Extract every line below that contains the word "country".
-*-
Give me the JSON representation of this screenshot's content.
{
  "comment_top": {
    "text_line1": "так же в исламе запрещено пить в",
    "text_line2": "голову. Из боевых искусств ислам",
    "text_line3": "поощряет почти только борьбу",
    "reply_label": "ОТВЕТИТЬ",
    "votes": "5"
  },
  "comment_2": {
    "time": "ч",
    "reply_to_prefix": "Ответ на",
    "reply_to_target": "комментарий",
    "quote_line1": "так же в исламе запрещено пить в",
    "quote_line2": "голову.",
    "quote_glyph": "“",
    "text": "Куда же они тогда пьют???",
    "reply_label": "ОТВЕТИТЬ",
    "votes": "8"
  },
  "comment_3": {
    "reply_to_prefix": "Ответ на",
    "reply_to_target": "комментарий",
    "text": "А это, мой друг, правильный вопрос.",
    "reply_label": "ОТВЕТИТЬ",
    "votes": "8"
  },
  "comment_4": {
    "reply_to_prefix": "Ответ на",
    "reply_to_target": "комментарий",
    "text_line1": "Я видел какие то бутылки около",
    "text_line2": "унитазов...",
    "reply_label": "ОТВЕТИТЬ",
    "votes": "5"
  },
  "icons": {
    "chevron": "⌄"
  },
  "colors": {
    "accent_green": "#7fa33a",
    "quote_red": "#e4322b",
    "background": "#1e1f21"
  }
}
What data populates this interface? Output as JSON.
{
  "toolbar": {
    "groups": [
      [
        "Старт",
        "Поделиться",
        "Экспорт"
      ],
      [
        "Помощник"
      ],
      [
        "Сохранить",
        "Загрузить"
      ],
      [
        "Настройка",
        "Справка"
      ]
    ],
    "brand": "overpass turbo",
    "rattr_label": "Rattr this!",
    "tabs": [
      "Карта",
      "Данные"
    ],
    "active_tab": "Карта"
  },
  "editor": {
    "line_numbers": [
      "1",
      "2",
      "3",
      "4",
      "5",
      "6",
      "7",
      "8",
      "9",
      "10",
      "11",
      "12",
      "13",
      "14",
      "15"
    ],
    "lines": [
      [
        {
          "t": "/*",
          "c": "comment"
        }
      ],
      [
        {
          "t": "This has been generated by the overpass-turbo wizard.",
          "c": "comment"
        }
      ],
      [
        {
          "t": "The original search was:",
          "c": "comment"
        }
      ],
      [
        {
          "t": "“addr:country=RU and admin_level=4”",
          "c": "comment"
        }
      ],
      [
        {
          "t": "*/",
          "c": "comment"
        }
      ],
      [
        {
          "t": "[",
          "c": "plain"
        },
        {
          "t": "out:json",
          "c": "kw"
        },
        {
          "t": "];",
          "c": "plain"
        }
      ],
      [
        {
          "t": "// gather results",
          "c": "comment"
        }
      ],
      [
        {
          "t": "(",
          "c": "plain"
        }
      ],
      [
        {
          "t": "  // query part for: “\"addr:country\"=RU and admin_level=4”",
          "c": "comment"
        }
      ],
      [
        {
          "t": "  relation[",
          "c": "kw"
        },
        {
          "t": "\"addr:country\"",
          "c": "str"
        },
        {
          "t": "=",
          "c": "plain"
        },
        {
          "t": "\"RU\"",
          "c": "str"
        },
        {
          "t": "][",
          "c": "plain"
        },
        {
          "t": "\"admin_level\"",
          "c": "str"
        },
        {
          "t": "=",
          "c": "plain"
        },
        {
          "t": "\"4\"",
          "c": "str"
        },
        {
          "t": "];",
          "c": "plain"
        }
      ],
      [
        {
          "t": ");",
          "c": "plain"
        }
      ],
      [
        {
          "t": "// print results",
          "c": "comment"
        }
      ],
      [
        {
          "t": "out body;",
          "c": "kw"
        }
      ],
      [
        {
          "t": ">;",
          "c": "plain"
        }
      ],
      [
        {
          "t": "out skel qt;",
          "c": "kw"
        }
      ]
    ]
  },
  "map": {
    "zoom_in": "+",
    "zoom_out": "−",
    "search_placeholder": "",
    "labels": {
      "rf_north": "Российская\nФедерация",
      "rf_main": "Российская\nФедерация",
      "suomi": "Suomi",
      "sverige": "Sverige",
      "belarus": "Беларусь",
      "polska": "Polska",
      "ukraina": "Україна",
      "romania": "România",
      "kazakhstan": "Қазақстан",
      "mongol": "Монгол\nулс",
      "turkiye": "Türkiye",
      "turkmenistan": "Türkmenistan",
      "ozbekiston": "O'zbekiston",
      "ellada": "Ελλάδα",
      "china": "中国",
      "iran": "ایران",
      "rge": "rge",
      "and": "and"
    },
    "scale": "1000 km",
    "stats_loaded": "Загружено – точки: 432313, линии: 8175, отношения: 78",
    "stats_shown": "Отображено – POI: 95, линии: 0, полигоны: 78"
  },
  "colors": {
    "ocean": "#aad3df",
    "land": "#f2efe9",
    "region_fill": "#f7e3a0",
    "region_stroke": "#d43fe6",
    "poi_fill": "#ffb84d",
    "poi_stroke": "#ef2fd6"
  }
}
-*-
§ **Final result**:
          "t": "“addr:country=RU and admin_level=4”",
          "t": "  // query part for: “\"addr:country\"=RU and admin_level=4”",
          "t": "\"addr:country\"",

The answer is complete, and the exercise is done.